Stored records
=-=-=
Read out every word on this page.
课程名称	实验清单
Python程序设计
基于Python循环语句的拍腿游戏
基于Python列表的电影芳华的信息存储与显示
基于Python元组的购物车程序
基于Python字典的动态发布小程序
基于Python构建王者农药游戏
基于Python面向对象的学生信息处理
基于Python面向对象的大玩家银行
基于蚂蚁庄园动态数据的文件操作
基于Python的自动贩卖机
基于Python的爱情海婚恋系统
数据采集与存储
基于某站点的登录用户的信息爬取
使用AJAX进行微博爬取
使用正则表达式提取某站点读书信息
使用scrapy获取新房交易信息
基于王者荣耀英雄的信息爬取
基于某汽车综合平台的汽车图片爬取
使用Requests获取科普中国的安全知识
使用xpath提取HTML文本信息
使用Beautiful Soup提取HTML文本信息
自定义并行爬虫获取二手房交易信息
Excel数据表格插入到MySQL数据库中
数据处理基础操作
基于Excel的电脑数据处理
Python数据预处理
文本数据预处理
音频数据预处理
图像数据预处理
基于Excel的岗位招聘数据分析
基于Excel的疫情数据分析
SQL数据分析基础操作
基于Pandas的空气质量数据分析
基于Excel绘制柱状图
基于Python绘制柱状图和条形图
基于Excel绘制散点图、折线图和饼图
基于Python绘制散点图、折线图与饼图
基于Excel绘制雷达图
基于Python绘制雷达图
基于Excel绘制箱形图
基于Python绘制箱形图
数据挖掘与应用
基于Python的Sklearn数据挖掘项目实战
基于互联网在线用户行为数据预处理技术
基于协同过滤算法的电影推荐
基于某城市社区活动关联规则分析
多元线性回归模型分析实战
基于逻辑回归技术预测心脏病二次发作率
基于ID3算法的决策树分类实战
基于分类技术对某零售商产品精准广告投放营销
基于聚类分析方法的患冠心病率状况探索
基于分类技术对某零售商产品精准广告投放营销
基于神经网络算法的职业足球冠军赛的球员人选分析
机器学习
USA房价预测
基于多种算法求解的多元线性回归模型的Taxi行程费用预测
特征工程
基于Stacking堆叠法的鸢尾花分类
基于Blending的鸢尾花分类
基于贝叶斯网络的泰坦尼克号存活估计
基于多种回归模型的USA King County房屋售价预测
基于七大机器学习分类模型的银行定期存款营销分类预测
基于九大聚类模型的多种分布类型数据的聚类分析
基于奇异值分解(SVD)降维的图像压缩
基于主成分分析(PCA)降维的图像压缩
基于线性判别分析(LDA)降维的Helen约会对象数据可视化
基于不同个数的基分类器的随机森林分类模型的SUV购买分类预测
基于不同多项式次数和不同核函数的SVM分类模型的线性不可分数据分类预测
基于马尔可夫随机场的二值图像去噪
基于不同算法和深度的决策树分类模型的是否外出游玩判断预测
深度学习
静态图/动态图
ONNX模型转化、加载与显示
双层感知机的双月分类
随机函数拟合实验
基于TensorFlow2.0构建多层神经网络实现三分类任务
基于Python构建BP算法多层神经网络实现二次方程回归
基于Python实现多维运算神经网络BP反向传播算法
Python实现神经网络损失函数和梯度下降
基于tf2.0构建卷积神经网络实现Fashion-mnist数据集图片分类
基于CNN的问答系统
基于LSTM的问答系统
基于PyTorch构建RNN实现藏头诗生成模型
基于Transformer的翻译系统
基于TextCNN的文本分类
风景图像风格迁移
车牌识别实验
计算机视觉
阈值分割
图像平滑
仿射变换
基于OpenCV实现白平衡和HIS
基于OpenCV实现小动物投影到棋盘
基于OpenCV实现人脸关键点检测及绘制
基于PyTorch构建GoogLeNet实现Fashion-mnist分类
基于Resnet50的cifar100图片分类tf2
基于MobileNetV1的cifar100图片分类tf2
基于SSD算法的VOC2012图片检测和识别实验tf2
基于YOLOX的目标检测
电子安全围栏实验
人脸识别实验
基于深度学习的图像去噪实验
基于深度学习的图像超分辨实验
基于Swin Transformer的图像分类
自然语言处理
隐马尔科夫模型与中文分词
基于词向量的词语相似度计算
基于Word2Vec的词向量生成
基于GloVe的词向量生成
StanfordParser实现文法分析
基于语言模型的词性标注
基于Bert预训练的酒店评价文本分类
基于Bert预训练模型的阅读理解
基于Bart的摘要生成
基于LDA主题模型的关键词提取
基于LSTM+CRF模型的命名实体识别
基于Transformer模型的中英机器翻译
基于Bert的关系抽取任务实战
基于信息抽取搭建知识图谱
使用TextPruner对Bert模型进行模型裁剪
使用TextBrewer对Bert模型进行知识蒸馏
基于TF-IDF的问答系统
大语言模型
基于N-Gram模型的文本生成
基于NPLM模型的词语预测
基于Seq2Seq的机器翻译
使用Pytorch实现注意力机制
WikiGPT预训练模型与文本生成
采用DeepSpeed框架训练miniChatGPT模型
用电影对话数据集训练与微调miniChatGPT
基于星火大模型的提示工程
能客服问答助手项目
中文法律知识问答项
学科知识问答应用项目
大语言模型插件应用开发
=-=-=
Look through the entries above and report each line where the string "降维的图像压缩" occurs.

§ Solution for this exercise:
基于奇异值分解(SVD)降维的图像压缩
基于主成分分析(PCA)降维的图像压缩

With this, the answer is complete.